### PROMPT
Write out each line that follows exactly as it stands, without the pictures.

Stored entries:
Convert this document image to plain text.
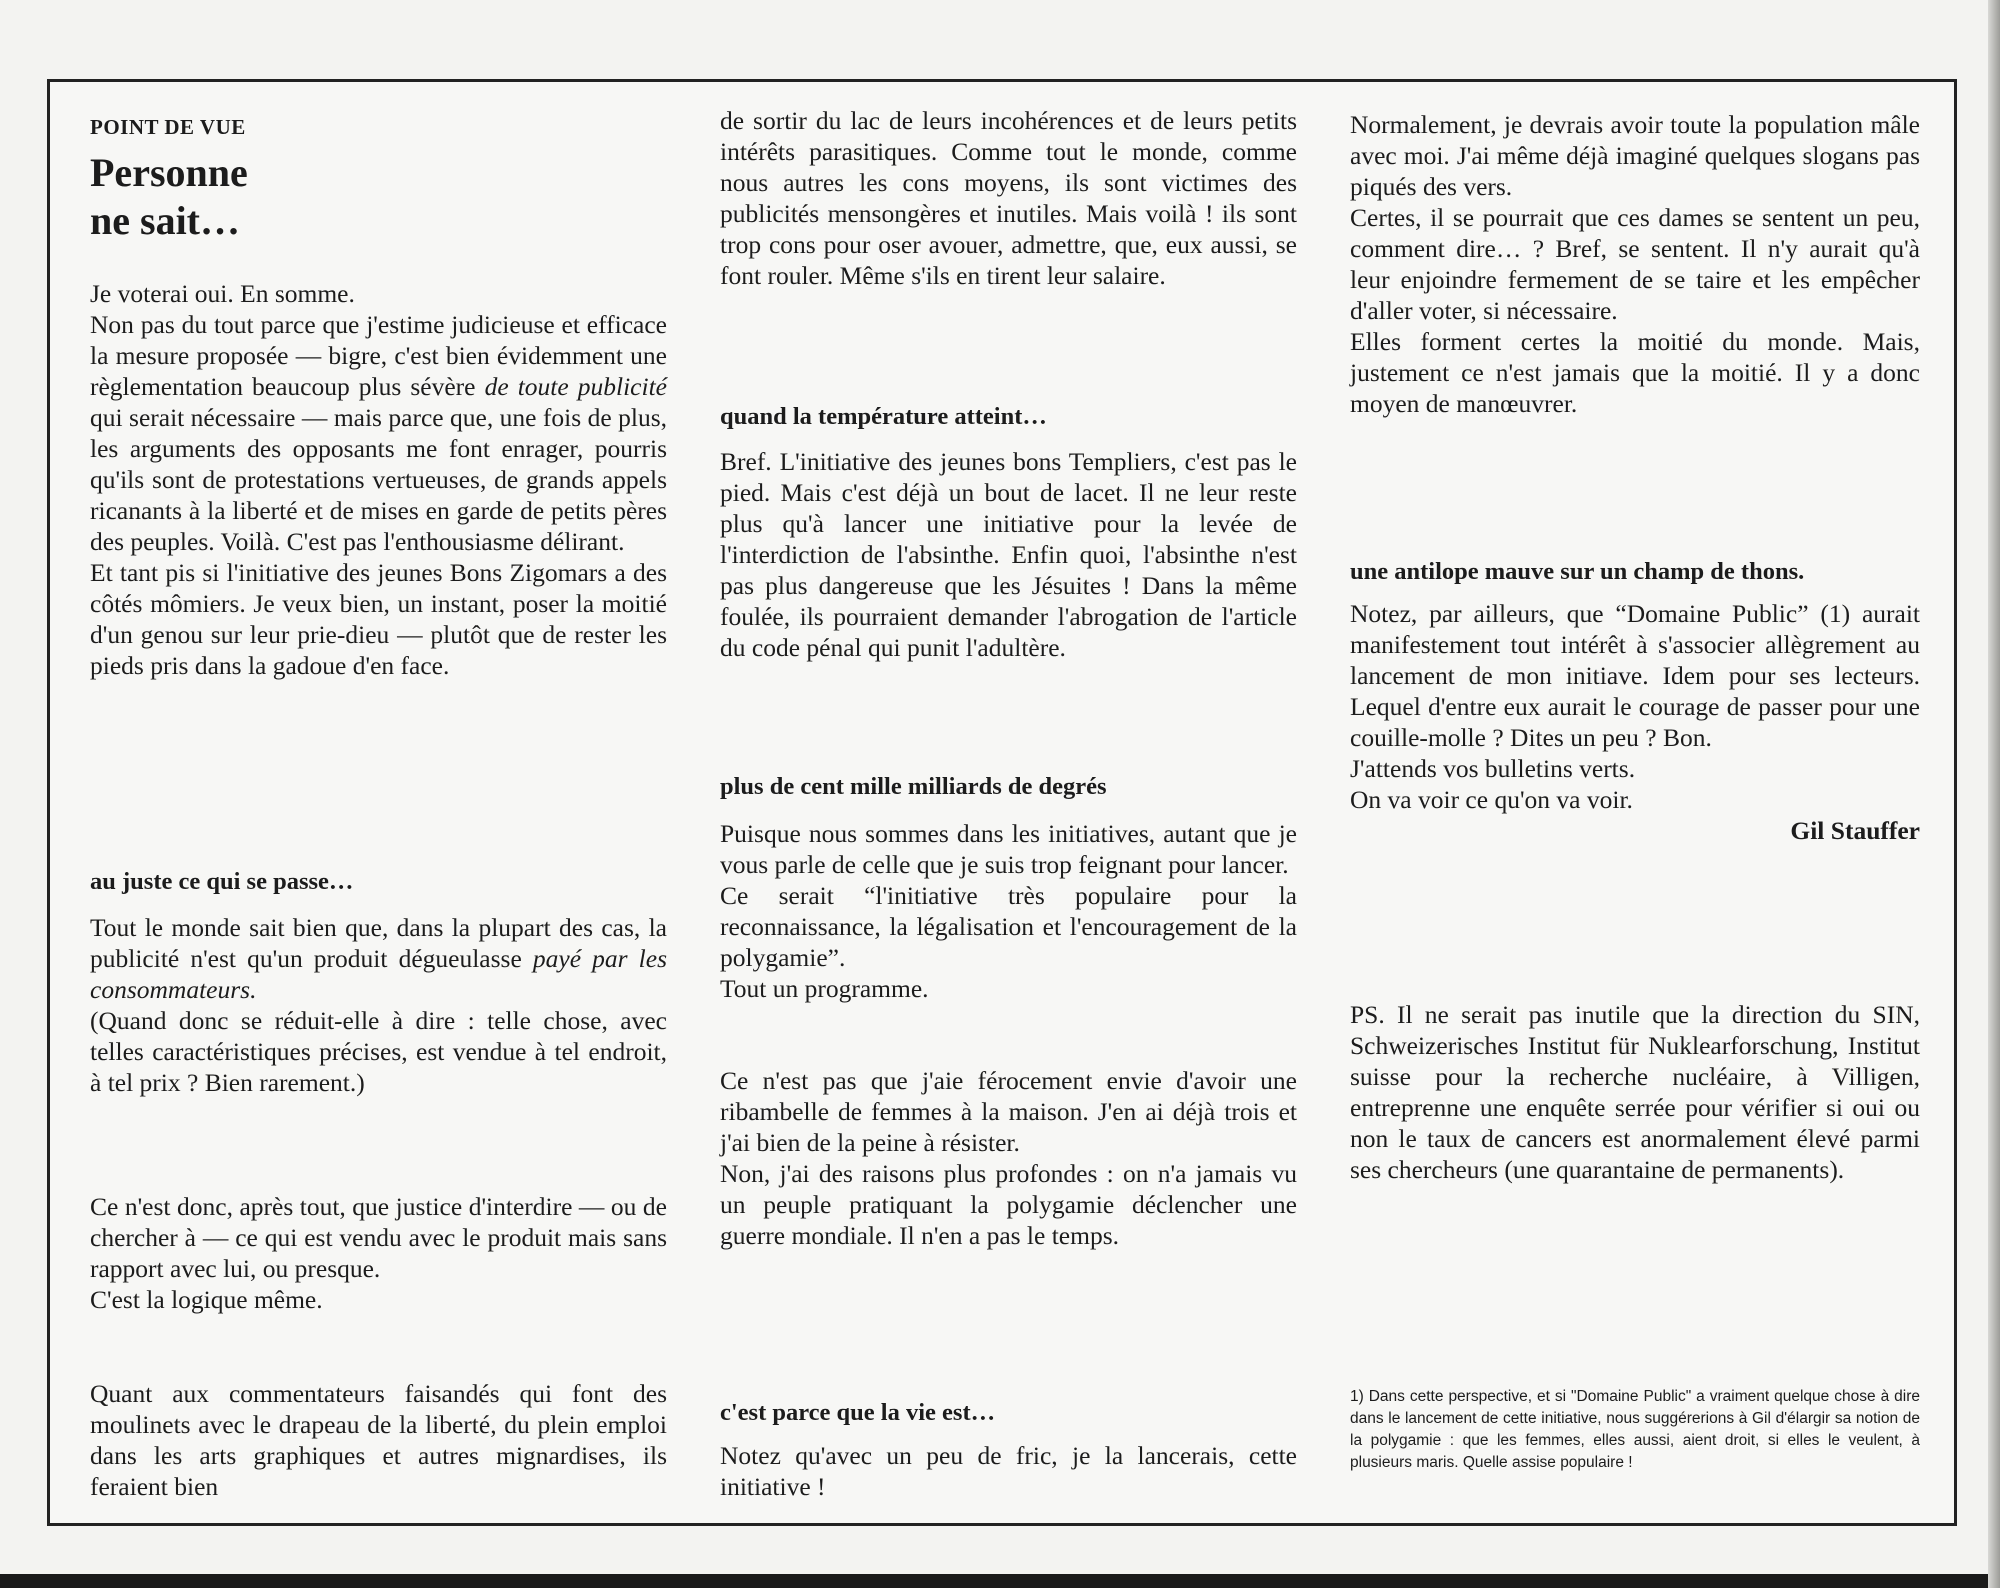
POINT DE VUE

Personne
ne sait…

Je voterai oui. En somme.

Non pas du tout parce que j'estime judicieuse et efficace la mesure proposée — bigre, c'est bien évidemment une règlementation beaucoup plus sévère de toute publicité qui serait nécessaire — mais parce que, une fois de plus, les arguments des opposants me font enrager, pourris qu'ils sont de protestations vertueuses, de grands appels ricanants à la liberté et de mises en garde de petits pères des peuples. Voilà. C'est pas l'enthousiasme délirant.

Et tant pis si l'initiative des jeunes Bons Zigomars a des côtés mômiers. Je veux bien, un instant, poser la moitié d'un genou sur leur prie-dieu — plutôt que de rester les pieds pris dans la gadoue d'en face.

au juste ce qui se passe…

Tout le monde sait bien que, dans la plupart des cas, la publicité n'est qu'un produit dégueulasse payé par les consommateurs.

(Quand donc se réduit-elle à dire : telle chose, avec telles caractéristiques précises, est vendue à tel endroit, à tel prix ? Bien rarement.)

Ce n'est donc, après tout, que justice d'interdire — ou de chercher à — ce qui est vendu avec le produit mais sans rapport avec lui, ou presque.

C'est la logique même.

Quant aux commentateurs faisandés qui font des moulinets avec le drapeau de la liberté, du plein emploi dans les arts graphiques et autres mignardises, ils feraient bien

de sortir du lac de leurs incohérences et de leurs petits intérêts parasitiques. Comme tout le monde, comme nous autres les cons moyens, ils sont victimes des publicités mensongères et inutiles. Mais voilà ! ils sont trop cons pour oser avouer, admettre, que, eux aussi, se font rouler. Même s'ils en tirent leur salaire.

quand la température atteint…

Bref. L'initiative des jeunes bons Templiers, c'est pas le pied. Mais c'est déjà un bout de lacet. Il ne leur reste plus qu'à lancer une initiative pour la levée de l'interdiction de l'absinthe. Enfin quoi, l'absinthe n'est pas plus dangereuse que les Jésuites ! Dans la même foulée, ils pourraient demander l'abrogation de l'article du code pénal qui punit l'adultère.

plus de cent mille milliards de degrés

Puisque nous sommes dans les initiatives, autant que je vous parle de celle que je suis trop feignant pour lancer.

Ce serait “l'initiative très populaire pour la reconnaissance, la légalisation et l'encouragement de la polygamie”.

Tout un programme.

Ce n'est pas que j'aie férocement envie d'avoir une ribambelle de femmes à la maison. J'en ai déjà trois et j'ai bien de la peine à résister.

Non, j'ai des raisons plus profondes : on n'a jamais vu un peuple pratiquant la polygamie déclencher une guerre mondiale. Il n'en a pas le temps.

c'est parce que la vie est…

Notez qu'avec un peu de fric, je la lancerais, cette initiative !

Normalement, je devrais avoir toute la population mâle avec moi. J'ai même déjà imaginé quelques slogans pas piqués des vers.

Certes, il se pourrait que ces dames se sentent un peu, comment dire… ? Bref, se sentent. Il n'y aurait qu'à leur enjoindre fermement de se taire et les empêcher d'aller voter, si nécessaire.

Elles forment certes la moitié du monde. Mais, justement ce n'est jamais que la moitié. Il y a donc moyen de manœuvrer.

une antilope mauve sur un champ de thons.

Notez, par ailleurs, que “Domaine Public” (1) aurait manifestement tout intérêt à s'associer allègrement au lancement de mon initiave. Idem pour ses lecteurs. Lequel d'entre eux aurait le courage de passer pour une couille-molle ? Dites un peu ? Bon.

J'attends vos bulletins verts.

On va voir ce qu'on va voir.

Gil Stauffer

PS. Il ne serait pas inutile que la direction du SIN, Schweizerisches Institut für Nuklearforschung, Institut suisse pour la recherche nucléaire, à Villigen, entreprenne une enquête serrée pour vérifier si oui ou non le taux de cancers est anormalement élevé parmi ses chercheurs (une quarantaine de permanents).

1) Dans cette perspective, et si "Domaine Public" a vraiment quelque chose à dire dans le lancement de cette initiative, nous suggérerions à Gil d'élargir sa notion de la polygamie : que les femmes, elles aussi, aient droit, si elles le veulent, à plusieurs maris. Quelle assise populaire !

### SOLUTION FOR THIS TASK
Convert this document image to plain text.
POINT DE VUE

Personne
ne sait…

Je voterai oui. En somme.

Non pas du tout parce que j'estime judicieuse et efficace la mesure proposée — bigre, c'est bien évidemment une règlementation beaucoup plus sévère de toute publicité qui serait nécessaire — mais parce que, une fois de plus, les arguments des opposants me font enrager, pourris qu'ils sont de protestations vertueuses, de grands appels ricanants à la liberté et de mises en garde de petits pères des peuples. Voilà. C'est pas l'enthousiasme délirant.

Et tant pis si l'initiative des jeunes Bons Zigomars a des côtés mômiers. Je veux bien, un instant, poser la moitié d'un genou sur leur prie-dieu — plutôt que de rester les pieds pris dans la gadoue d'en face.

au juste ce qui se passe…

Tout le monde sait bien que, dans la plupart des cas, la publicité n'est qu'un produit dégueulasse payé par les consommateurs.

(Quand donc se réduit-elle à dire : telle chose, avec telles caractéristiques précises, est vendue à tel endroit, à tel prix ? Bien rarement.)

Ce n'est donc, après tout, que justice d'interdire — ou de chercher à — ce qui est vendu avec le produit mais sans rapport avec lui, ou presque.

C'est la logique même.

Quant aux commentateurs faisandés qui font des moulinets avec le drapeau de la liberté, du plein emploi dans les arts graphiques et autres mignardises, ils feraient bien

de sortir du lac de leurs incohérences et de leurs petits intérêts parasitiques. Comme tout le monde, comme nous autres les cons moyens, ils sont victimes des publicités mensongères et inutiles. Mais voilà ! ils sont trop cons pour oser avouer, admettre, que, eux aussi, se font rouler. Même s'ils en tirent leur salaire.

quand la température atteint…

Bref. L'initiative des jeunes bons Templiers, c'est pas le pied. Mais c'est déjà un bout de lacet. Il ne leur reste plus qu'à lancer une initiative pour la levée de l'interdiction de l'absinthe. Enfin quoi, l'absinthe n'est pas plus dangereuse que les Jésuites ! Dans la même foulée, ils pourraient demander l'abrogation de l'article du code pénal qui punit l'adultère.

plus de cent mille milliards de degrés

Puisque nous sommes dans les initiatives, autant que je vous parle de celle que je suis trop feignant pour lancer.

Ce serait “l'initiative très populaire pour la reconnaissance, la légalisation et l'encouragement de la polygamie”.

Tout un programme.

Ce n'est pas que j'aie férocement envie d'avoir une ribambelle de femmes à la maison. J'en ai déjà trois et j'ai bien de la peine à résister.

Non, j'ai des raisons plus profondes : on n'a jamais vu un peuple pratiquant la polygamie déclencher une guerre mondiale. Il n'en a pas le temps.

c'est parce que la vie est…

Notez qu'avec un peu de fric, je la lancerais, cette initiative !

Normalement, je devrais avoir toute la population mâle avec moi. J'ai même déjà imaginé quelques slogans pas piqués des vers.

Certes, il se pourrait que ces dames se sentent un peu, comment dire… ? Bref, se sentent. Il n'y aurait qu'à leur enjoindre fermement de se taire et les empêcher d'aller voter, si nécessaire.

Elles forment certes la moitié du monde. Mais, justement ce n'est jamais que la moitié. Il y a donc moyen de manœuvrer.

une antilope mauve sur un champ de thons.

Notez, par ailleurs, que “Domaine Public” (1) aurait manifestement tout intérêt à s'associer allègrement au lancement de mon initiave. Idem pour ses lecteurs. Lequel d'entre eux aurait le courage de passer pour une couille-molle ? Dites un peu ? Bon.

J'attends vos bulletins verts.

On va voir ce qu'on va voir.

Gil Stauffer

PS. Il ne serait pas inutile que la direction du SIN, Schweizerisches Institut für Nuklearforschung, Institut suisse pour la recherche nucléaire, à Villigen, entreprenne une enquête serrée pour vérifier si oui ou non le taux de cancers est anormalement élevé parmi ses chercheurs (une quarantaine de permanents).

1) Dans cette perspective, et si "Domaine Public" a vraiment quelque chose à dire dans le lancement de cette initiative, nous suggérerions à Gil d'élargir sa notion de la polygamie : que les femmes, elles aussi, aient droit, si elles le veulent, à plusieurs maris. Quelle assise populaire !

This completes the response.